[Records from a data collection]
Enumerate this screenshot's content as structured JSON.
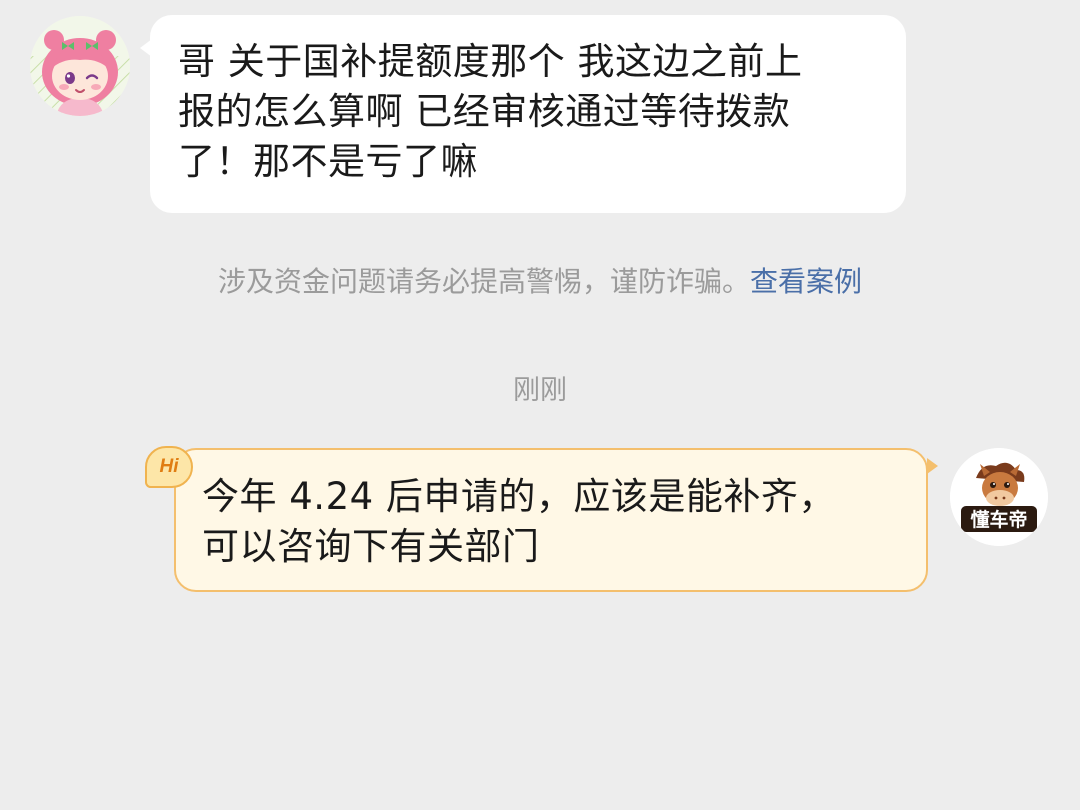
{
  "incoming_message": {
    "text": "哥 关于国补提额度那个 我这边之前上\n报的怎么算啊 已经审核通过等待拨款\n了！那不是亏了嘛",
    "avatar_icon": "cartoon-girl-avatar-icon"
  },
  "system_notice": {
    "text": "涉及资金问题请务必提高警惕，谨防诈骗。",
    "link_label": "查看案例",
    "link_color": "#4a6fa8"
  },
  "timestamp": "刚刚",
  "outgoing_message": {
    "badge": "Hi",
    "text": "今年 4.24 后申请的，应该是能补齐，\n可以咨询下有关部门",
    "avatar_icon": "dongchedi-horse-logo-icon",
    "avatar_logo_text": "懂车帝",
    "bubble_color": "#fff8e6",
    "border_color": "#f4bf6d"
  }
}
==
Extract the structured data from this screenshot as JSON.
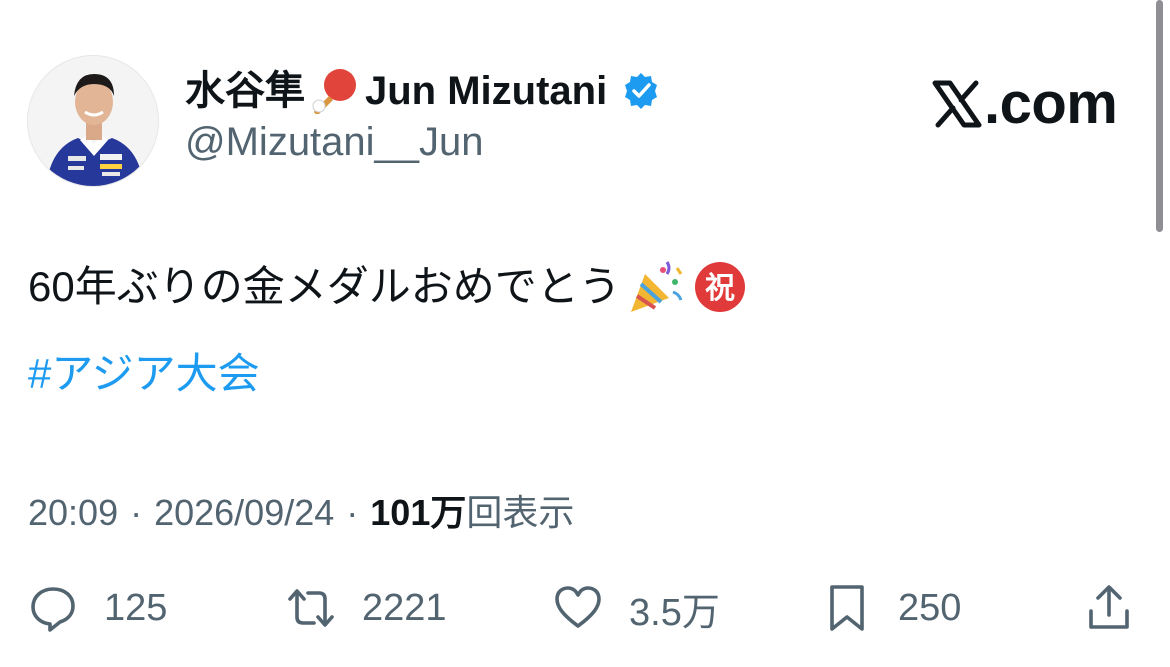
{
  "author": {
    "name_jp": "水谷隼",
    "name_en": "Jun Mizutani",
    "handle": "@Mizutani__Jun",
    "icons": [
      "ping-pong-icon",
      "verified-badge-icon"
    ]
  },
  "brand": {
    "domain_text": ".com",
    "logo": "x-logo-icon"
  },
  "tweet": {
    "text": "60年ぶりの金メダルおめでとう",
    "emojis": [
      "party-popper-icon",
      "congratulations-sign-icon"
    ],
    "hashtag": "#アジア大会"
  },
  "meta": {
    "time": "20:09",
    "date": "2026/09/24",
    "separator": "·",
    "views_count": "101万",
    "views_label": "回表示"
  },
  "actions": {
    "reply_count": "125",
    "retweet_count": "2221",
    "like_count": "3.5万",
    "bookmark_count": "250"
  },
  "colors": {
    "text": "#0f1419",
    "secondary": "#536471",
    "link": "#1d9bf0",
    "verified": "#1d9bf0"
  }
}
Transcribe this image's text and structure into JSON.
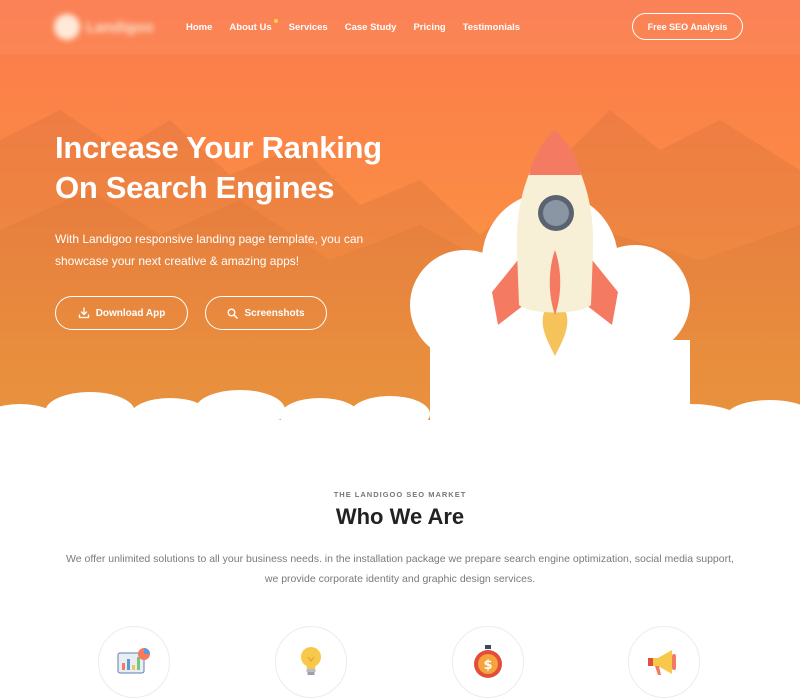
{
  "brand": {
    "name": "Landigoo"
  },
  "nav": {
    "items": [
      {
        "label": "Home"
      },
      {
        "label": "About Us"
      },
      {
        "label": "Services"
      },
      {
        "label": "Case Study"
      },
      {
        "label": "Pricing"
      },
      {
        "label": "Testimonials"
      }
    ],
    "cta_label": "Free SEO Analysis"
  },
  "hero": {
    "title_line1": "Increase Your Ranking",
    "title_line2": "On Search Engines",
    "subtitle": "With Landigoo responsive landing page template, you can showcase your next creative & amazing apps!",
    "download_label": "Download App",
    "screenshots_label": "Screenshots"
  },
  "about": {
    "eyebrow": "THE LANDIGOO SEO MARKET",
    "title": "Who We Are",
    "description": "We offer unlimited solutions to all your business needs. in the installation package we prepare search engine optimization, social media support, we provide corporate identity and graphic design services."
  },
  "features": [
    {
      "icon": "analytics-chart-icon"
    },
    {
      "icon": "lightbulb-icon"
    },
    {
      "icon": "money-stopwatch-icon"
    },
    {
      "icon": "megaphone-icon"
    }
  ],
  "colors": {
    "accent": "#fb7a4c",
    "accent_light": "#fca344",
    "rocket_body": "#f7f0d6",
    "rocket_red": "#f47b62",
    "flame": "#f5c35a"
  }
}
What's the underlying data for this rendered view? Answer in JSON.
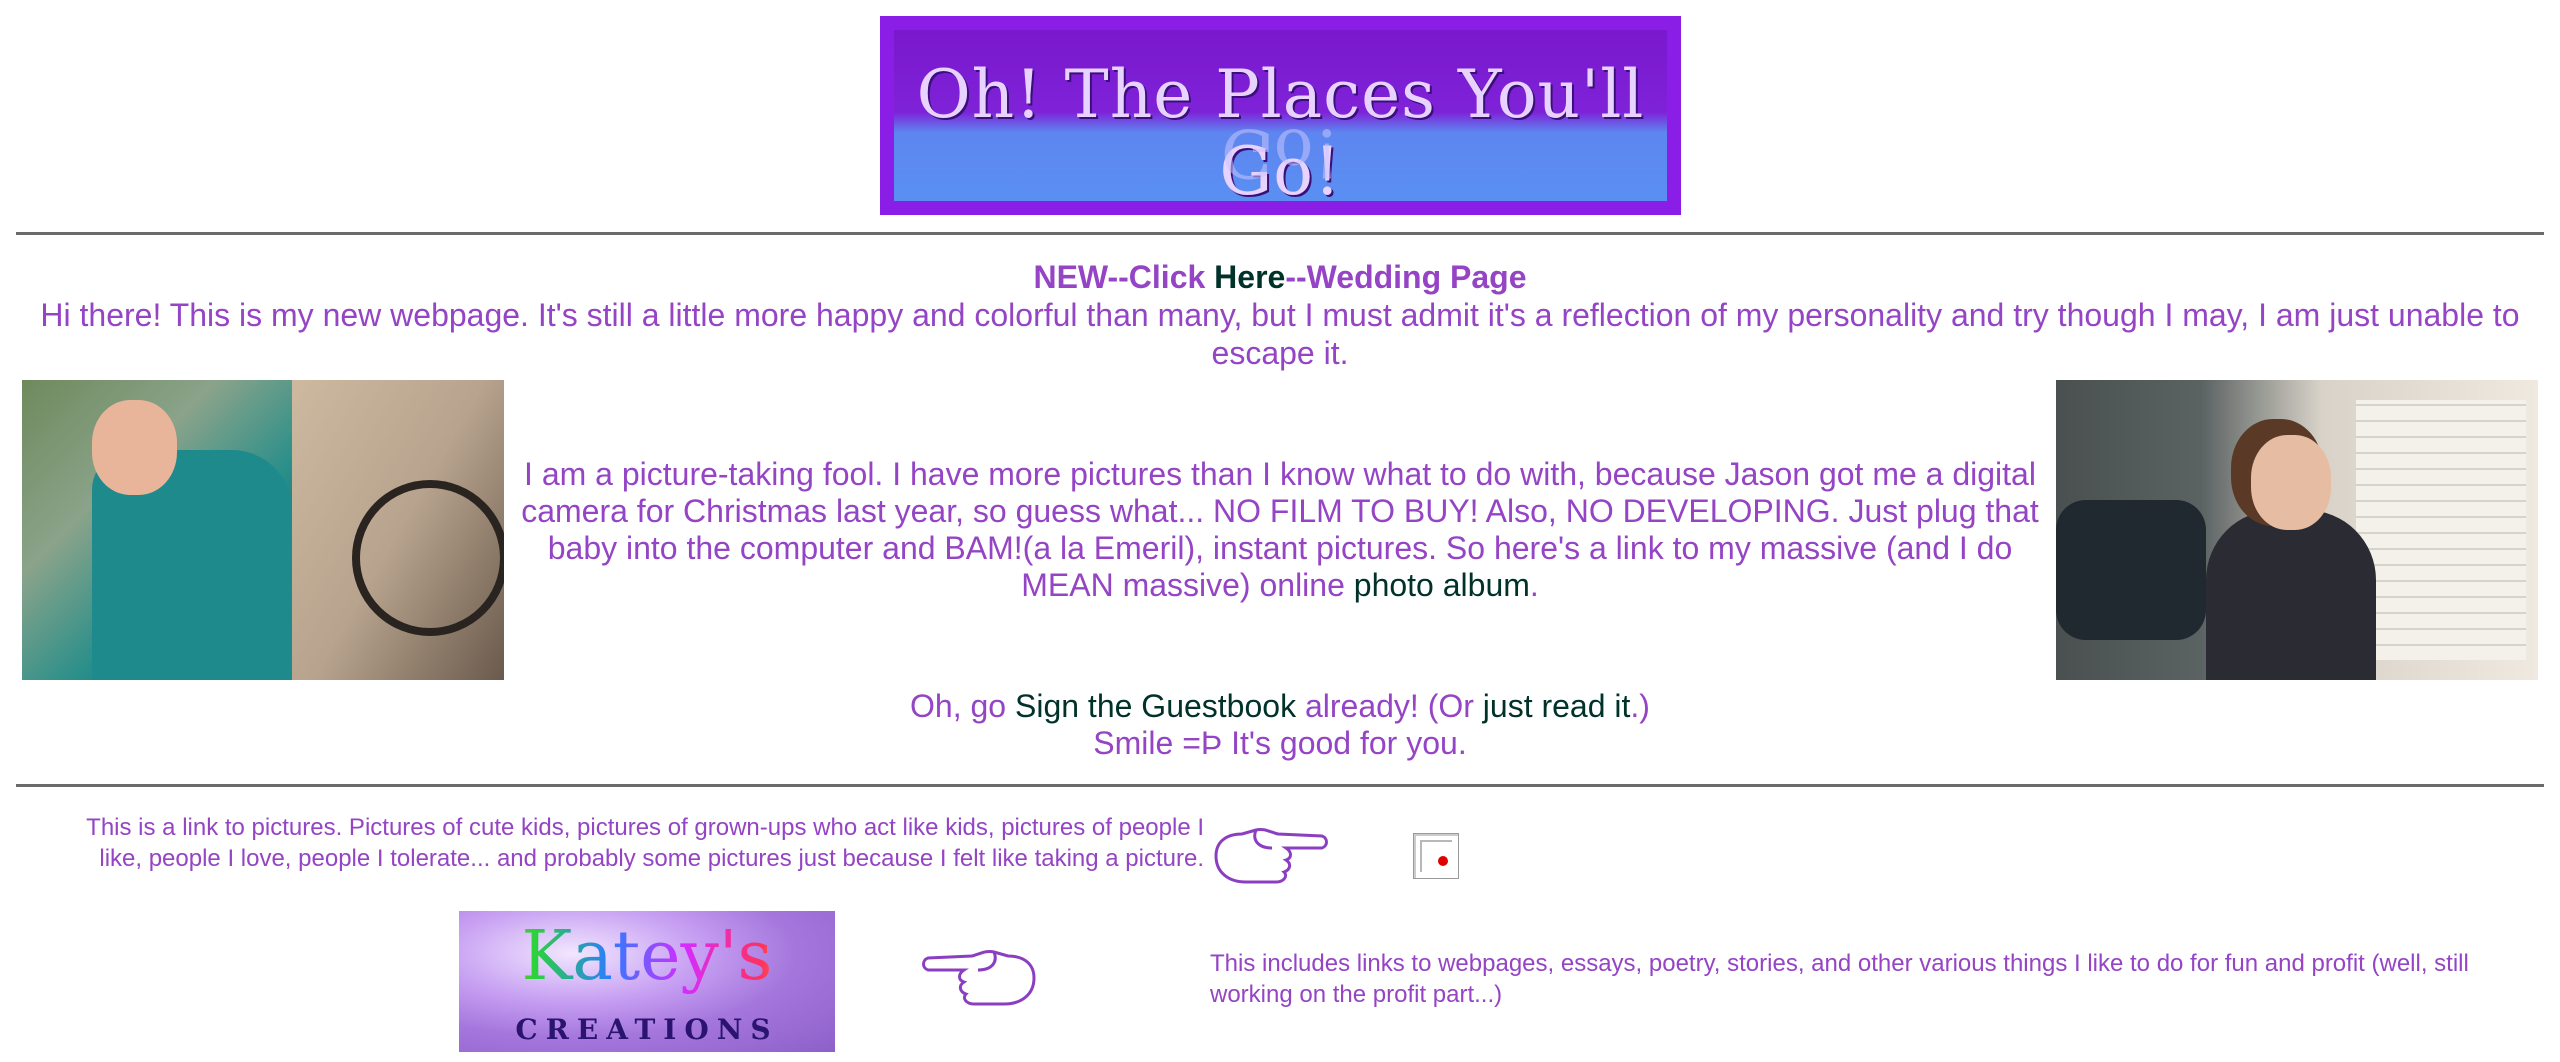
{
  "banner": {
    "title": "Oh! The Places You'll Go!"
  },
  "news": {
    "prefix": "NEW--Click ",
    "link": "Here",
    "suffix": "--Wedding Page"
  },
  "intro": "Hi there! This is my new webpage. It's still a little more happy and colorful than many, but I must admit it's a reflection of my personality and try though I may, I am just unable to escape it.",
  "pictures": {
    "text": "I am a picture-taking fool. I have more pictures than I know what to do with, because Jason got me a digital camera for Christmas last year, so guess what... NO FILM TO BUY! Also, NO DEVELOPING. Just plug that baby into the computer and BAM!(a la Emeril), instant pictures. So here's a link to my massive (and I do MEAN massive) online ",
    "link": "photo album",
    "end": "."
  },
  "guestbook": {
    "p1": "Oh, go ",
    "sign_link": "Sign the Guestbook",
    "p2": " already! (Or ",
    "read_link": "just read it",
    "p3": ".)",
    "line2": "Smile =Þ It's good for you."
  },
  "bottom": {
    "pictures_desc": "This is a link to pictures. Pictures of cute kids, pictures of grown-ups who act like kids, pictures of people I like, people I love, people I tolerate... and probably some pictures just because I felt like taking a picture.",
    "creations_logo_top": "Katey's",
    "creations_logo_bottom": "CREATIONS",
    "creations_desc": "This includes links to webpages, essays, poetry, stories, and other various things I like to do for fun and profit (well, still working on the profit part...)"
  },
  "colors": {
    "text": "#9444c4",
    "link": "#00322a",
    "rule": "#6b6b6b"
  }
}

→ BRIEF:
Extract all lines that hold the word "because".

→ RESULT FOR THIS EXERCISE:
    "text": "I am a picture-taking fool. I have more pictures than I know what to do with, because Jason got me a digital camera for Christmas last year, so guess what... NO FILM TO BUY! Also, NO DEVELOPING. Just plug that baby into the computer and BAM!(a la Emeril), instant pictures. So here's a link to my massive (and I do MEAN massive) online ",
    "pictures_desc": "This is a link to pictures. Pictures of cute kids, pictures of grown-ups who act like kids, pictures of people I like, people I love, people I tolerate... and probably some pictures just because I felt like taking a picture.",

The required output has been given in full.